◆ Given instruction
The exercise asks for every line of the data to be reproduced exactly.

(Dataset records)
'''
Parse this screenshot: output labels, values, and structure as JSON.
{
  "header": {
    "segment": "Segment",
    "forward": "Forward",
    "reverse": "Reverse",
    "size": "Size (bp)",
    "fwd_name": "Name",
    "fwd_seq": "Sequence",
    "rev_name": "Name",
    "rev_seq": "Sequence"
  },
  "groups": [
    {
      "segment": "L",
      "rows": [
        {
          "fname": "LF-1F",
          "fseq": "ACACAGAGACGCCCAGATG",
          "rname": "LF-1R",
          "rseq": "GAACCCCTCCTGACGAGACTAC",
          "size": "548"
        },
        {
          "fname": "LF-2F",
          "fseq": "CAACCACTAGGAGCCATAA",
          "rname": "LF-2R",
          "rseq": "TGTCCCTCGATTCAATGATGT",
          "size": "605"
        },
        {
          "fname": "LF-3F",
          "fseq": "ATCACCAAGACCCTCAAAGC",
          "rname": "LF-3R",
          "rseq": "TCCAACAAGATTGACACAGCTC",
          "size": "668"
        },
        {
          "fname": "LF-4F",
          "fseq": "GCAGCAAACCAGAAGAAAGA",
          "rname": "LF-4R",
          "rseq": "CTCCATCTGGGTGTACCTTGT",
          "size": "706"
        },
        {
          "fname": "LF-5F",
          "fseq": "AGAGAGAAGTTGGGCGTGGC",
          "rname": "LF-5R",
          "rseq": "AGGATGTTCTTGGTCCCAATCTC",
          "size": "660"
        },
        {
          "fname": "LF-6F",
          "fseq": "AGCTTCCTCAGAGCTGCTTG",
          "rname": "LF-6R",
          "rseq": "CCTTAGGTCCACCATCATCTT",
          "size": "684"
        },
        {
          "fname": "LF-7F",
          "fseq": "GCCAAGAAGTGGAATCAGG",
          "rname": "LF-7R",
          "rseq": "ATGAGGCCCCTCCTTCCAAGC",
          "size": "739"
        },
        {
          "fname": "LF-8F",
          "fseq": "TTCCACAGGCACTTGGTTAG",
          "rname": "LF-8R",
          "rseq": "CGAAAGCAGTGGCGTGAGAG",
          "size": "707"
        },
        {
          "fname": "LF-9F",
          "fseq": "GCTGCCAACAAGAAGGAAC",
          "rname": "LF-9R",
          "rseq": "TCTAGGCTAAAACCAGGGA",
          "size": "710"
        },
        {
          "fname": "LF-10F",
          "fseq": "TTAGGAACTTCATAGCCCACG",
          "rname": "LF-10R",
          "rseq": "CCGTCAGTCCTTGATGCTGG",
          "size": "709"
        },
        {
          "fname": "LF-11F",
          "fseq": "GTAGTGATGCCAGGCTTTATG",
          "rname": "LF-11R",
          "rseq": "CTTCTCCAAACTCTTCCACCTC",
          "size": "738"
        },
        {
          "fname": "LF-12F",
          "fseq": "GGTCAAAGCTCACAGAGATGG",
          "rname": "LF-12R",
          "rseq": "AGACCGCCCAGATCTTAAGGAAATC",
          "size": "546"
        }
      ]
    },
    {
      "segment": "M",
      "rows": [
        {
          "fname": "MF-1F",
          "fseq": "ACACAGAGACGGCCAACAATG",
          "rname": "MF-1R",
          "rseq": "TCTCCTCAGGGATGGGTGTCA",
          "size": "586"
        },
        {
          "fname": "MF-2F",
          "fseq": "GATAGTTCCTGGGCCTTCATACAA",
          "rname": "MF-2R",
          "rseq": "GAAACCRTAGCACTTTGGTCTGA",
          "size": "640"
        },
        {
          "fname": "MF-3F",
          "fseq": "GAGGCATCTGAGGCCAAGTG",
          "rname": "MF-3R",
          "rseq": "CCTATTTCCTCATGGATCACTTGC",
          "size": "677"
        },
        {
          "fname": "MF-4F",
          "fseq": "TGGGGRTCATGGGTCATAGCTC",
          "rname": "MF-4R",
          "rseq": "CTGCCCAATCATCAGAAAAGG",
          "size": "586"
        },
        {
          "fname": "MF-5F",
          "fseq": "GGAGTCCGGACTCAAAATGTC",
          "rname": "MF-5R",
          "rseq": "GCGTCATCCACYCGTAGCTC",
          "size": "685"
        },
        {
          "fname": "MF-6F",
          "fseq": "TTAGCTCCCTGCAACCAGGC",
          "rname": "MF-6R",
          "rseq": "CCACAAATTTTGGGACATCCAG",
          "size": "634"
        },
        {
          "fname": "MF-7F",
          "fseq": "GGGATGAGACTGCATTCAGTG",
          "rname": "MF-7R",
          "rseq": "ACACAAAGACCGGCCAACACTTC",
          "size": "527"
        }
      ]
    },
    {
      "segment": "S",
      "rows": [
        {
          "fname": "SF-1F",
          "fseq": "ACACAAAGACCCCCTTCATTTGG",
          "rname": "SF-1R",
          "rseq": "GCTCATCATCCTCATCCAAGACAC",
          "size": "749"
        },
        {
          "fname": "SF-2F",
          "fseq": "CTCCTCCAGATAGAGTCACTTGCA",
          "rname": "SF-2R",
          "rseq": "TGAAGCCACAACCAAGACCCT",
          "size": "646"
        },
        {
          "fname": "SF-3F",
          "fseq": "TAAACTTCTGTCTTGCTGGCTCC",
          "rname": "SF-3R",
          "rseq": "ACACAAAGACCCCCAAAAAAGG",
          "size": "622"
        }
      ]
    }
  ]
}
'''
◆ Finished task
Parse this screenshot: output labels, values, and structure as JSON.
{
  "header": {
    "segment": "Segment",
    "forward": "Forward",
    "reverse": "Reverse",
    "size": "Size (bp)",
    "fwd_name": "Name",
    "fwd_seq": "Sequence",
    "rev_name": "Name",
    "rev_seq": "Sequence"
  },
  "groups": [
    {
      "segment": "L",
      "rows": [
        {
          "fname": "LF-1F",
          "fseq": "ACACAGAGACGCCCAGATG",
          "rname": "LF-1R",
          "rseq": "GAACCCCTCCTGACGAGACTAC",
          "size": "548"
        },
        {
          "fname": "LF-2F",
          "fseq": "CAACCACTAGGAGCCATAA",
          "rname": "LF-2R",
          "rseq": "TGTCCCTCGATTCAATGATGT",
          "size": "605"
        },
        {
          "fname": "LF-3F",
          "fseq": "ATCACCAAGACCCTCAAAGC",
          "rname": "LF-3R",
          "rseq": "TCCAACAAGATTGACACAGCTC",
          "size": "668"
        },
        {
          "fname": "LF-4F",
          "fseq": "GCAGCAAACCAGAAGAAAGA",
          "rname": "LF-4R",
          "rseq": "CTCCATCTGGGTGTACCTTGT",
          "size": "706"
        },
        {
          "fname": "LF-5F",
          "fseq": "AGAGAGAAGTTGGGCGTGGC",
          "rname": "LF-5R",
          "rseq": "AGGATGTTCTTGGTCCCAATCTC",
          "size": "660"
        },
        {
          "fname": "LF-6F",
          "fseq": "AGCTTCCTCAGAGCTGCTTG",
          "rname": "LF-6R",
          "rseq": "CCTTAGGTCCACCATCATCTT",
          "size": "684"
        },
        {
          "fname": "LF-7F",
          "fseq": "GCCAAGAAGTGGAATCAGG",
          "rname": "LF-7R",
          "rseq": "ATGAGGCCCCTCCTTCCAAGC",
          "size": "739"
        },
        {
          "fname": "LF-8F",
          "fseq": "TTCCACAGGCACTTGGTTAG",
          "rname": "LF-8R",
          "rseq": "CGAAAGCAGTGGCGTGAGAG",
          "size": "707"
        },
        {
          "fname": "LF-9F",
          "fseq": "GCTGCCAACAAGAAGGAAC",
          "rname": "LF-9R",
          "rseq": "TCTAGGCTAAAACCAGGGA",
          "size": "710"
        },
        {
          "fname": "LF-10F",
          "fseq": "TTAGGAACTTCATAGCCCACG",
          "rname": "LF-10R",
          "rseq": "CCGTCAGTCCTTGATGCTGG",
          "size": "709"
        },
        {
          "fname": "LF-11F",
          "fseq": "GTAGTGATGCCAGGCTTTATG",
          "rname": "LF-11R",
          "rseq": "CTTCTCCAAACTCTTCCACCTC",
          "size": "738"
        },
        {
          "fname": "LF-12F",
          "fseq": "GGTCAAAGCTCACAGAGATGG",
          "rname": "LF-12R",
          "rseq": "AGACCGCCCAGATCTTAAGGAAATC",
          "size": "546"
        }
      ]
    },
    {
      "segment": "M",
      "rows": [
        {
          "fname": "MF-1F",
          "fseq": "ACACAGAGACGGCCAACAATG",
          "rname": "MF-1R",
          "rseq": "TCTCCTCAGGGATGGGTGTCA",
          "size": "586"
        },
        {
          "fname": "MF-2F",
          "fseq": "GATAGTTCCTGGGCCTTCATACAA",
          "rname": "MF-2R",
          "rseq": "GAAACCRTAGCACTTTGGTCTGA",
          "size": "640"
        },
        {
          "fname": "MF-3F",
          "fseq": "GAGGCATCTGAGGCCAAGTG",
          "rname": "MF-3R",
          "rseq": "CCTATTTCCTCATGGATCACTTGC",
          "size": "677"
        },
        {
          "fname": "MF-4F",
          "fseq": "TGGGGRTCATGGGTCATAGCTC",
          "rname": "MF-4R",
          "rseq": "CTGCCCAATCATCAGAAAAGG",
          "size": "586"
        },
        {
          "fname": "MF-5F",
          "fseq": "GGAGTCCGGACTCAAAATGTC",
          "rname": "MF-5R",
          "rseq": "GCGTCATCCACYCGTAGCTC",
          "size": "685"
        },
        {
          "fname": "MF-6F",
          "fseq": "TTAGCTCCCTGCAACCAGGC",
          "rname": "MF-6R",
          "rseq": "CCACAAATTTTGGGACATCCAG",
          "size": "634"
        },
        {
          "fname": "MF-7F",
          "fseq": "GGGATGAGACTGCATTCAGTG",
          "rname": "MF-7R",
          "rseq": "ACACAAAGACCGGCCAACACTTC",
          "size": "527"
        }
      ]
    },
    {
      "segment": "S",
      "rows": [
        {
          "fname": "SF-1F",
          "fseq": "ACACAAAGACCCCCTTCATTTGG",
          "rname": "SF-1R",
          "rseq": "GCTCATCATCCTCATCCAAGACAC",
          "size": "749"
        },
        {
          "fname": "SF-2F",
          "fseq": "CTCCTCCAGATAGAGTCACTTGCA",
          "rname": "SF-2R",
          "rseq": "TGAAGCCACAACCAAGACCCT",
          "size": "646"
        },
        {
          "fname": "SF-3F",
          "fseq": "TAAACTTCTGTCTTGCTGGCTCC",
          "rname": "SF-3R",
          "rseq": "ACACAAAGACCCCCAAAAAAGG",
          "size": "622"
        }
      ]
    }
  ]
}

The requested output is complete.